Data records:
# # # #

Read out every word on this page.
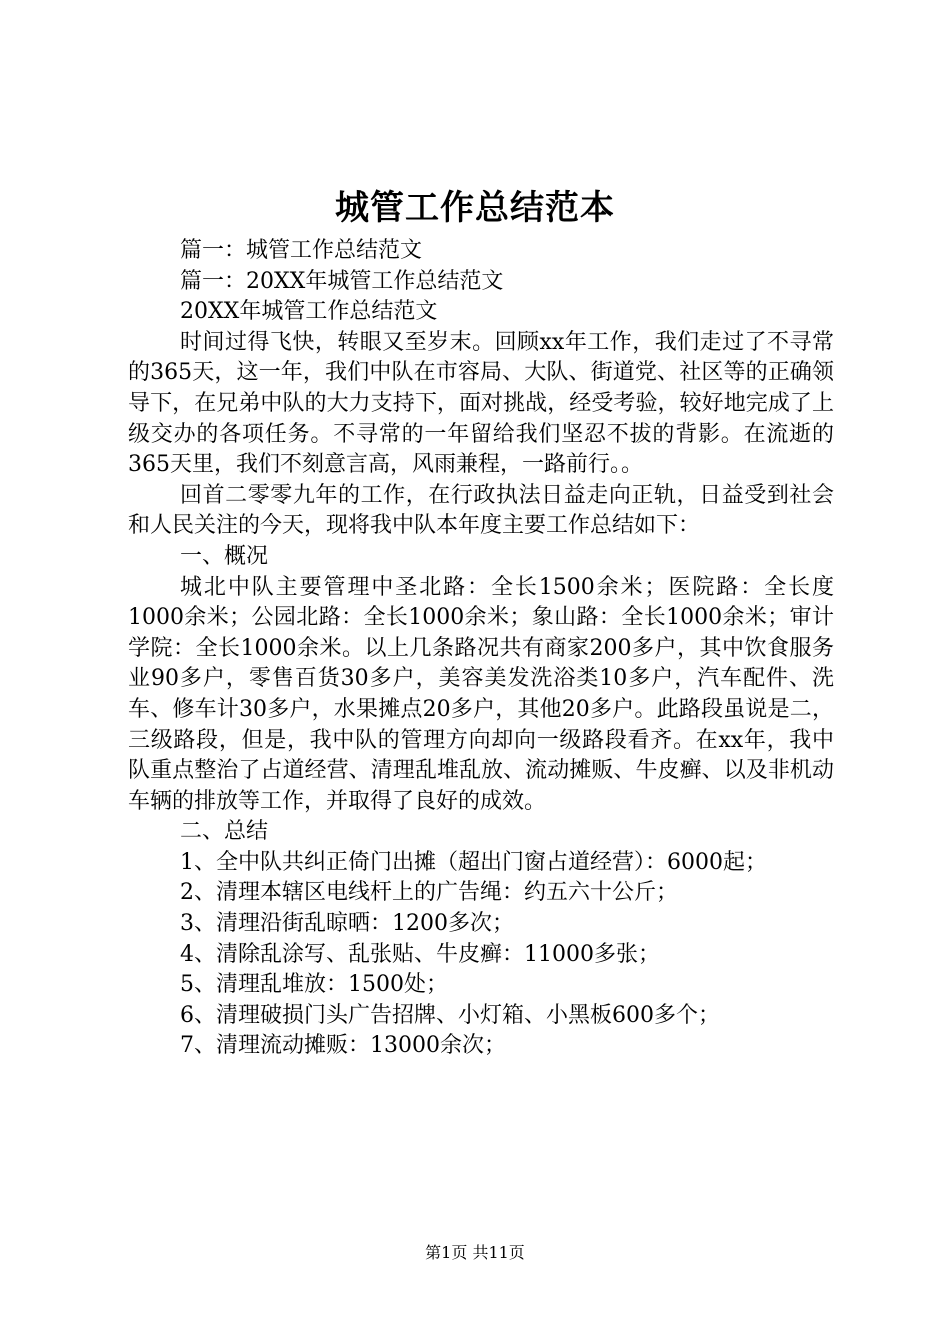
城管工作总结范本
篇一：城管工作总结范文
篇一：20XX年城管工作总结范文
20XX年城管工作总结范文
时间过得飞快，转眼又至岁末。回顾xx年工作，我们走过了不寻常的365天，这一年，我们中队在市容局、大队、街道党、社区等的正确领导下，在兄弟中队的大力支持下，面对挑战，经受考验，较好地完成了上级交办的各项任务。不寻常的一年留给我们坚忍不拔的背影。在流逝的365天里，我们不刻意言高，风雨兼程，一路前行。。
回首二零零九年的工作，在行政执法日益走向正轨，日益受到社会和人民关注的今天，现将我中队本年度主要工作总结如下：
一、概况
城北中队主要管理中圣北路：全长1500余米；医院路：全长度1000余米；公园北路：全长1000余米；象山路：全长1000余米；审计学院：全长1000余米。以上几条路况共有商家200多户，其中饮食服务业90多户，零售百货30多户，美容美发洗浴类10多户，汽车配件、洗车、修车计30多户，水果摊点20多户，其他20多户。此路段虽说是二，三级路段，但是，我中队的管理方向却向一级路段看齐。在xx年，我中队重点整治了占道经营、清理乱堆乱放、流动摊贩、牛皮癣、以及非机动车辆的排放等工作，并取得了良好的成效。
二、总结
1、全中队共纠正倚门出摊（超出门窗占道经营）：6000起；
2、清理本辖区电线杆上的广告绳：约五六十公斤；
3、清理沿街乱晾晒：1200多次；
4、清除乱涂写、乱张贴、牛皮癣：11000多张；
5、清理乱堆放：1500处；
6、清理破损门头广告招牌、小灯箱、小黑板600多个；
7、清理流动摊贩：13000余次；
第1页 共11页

# # # #

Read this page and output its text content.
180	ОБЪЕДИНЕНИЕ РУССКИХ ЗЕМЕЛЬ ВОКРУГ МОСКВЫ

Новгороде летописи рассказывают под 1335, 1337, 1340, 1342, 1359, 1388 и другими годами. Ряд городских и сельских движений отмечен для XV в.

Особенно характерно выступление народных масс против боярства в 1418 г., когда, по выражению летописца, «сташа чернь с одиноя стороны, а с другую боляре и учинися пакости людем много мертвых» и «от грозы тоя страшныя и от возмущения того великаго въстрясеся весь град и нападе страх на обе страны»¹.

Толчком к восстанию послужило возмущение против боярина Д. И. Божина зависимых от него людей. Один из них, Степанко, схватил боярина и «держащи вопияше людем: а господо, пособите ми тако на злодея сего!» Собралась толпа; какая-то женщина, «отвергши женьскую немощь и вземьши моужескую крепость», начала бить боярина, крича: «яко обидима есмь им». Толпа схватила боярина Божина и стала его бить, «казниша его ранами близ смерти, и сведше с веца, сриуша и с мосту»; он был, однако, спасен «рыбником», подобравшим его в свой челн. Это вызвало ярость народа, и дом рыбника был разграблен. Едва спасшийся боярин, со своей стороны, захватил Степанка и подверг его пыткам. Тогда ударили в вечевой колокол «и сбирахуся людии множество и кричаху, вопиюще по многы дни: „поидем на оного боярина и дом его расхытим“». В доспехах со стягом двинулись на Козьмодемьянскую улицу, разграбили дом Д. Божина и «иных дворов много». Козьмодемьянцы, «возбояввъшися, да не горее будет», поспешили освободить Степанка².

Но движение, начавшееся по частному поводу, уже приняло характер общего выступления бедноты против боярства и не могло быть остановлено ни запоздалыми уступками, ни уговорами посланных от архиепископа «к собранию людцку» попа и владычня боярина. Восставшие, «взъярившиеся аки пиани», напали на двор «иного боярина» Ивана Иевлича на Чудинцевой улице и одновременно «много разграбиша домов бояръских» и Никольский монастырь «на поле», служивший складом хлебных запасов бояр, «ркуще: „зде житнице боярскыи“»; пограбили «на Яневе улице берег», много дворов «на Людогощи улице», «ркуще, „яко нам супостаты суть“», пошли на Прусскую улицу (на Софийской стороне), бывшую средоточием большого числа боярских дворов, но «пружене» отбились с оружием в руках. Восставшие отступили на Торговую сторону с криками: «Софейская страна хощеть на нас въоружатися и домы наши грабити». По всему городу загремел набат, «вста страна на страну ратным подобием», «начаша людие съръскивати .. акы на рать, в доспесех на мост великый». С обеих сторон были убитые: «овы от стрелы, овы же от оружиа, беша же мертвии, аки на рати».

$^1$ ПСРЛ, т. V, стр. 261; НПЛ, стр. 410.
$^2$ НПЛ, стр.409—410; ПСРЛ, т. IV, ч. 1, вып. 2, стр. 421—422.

# # # #

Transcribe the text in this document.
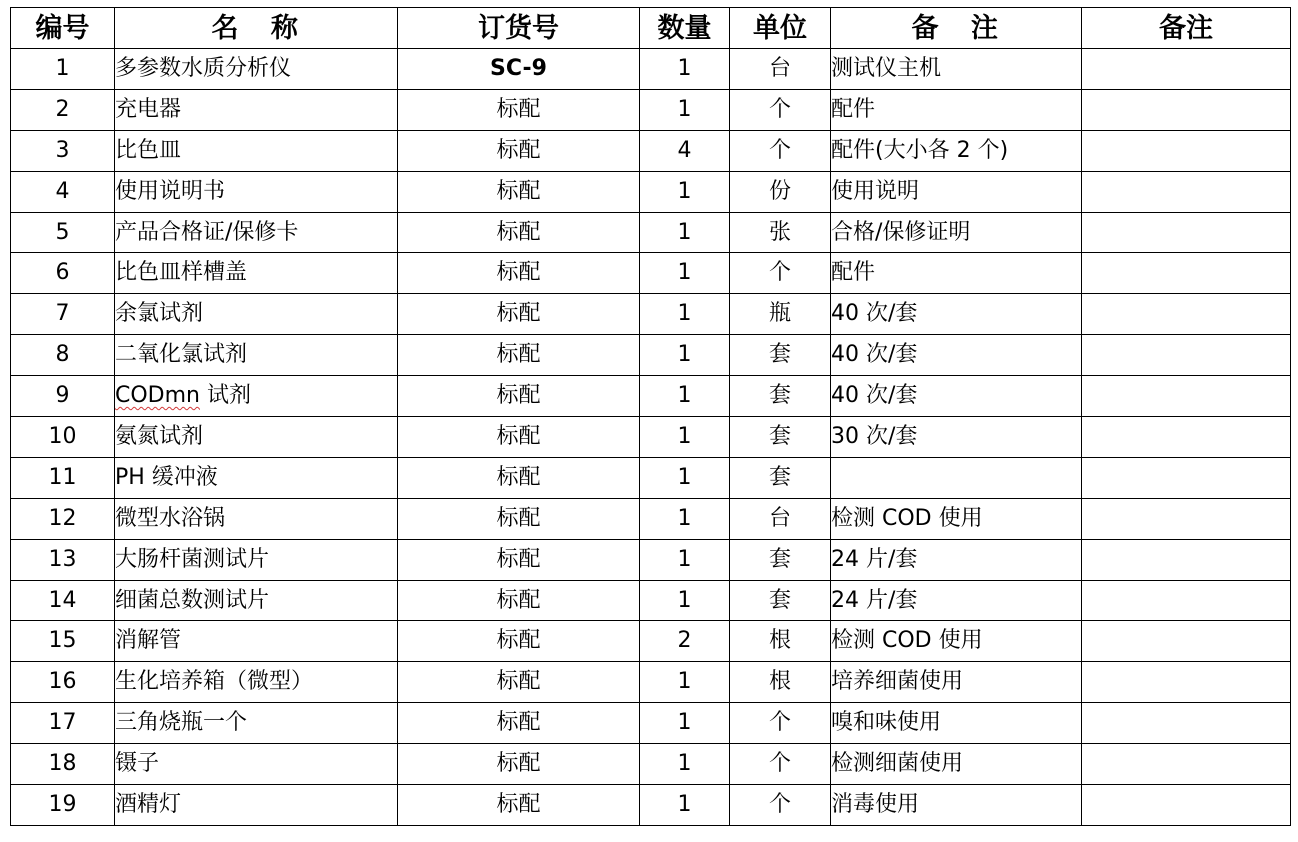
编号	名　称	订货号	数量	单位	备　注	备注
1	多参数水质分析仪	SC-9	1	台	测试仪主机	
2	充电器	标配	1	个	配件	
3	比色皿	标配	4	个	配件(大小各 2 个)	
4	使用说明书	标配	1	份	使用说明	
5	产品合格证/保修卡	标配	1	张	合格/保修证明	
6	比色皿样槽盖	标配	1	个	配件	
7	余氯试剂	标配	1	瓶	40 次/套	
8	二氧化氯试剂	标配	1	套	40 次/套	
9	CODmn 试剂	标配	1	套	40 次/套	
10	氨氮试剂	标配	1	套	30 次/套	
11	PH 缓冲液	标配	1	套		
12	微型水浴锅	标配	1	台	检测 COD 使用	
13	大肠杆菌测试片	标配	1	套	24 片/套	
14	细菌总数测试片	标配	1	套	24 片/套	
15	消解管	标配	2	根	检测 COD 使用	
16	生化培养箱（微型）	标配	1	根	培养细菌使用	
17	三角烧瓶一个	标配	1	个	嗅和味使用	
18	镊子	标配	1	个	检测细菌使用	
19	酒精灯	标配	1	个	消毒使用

# # # #

Exercise task:
From the listing above, report the number of lines containing the string "стороны", without any accompanying remarks.

Task answer:
2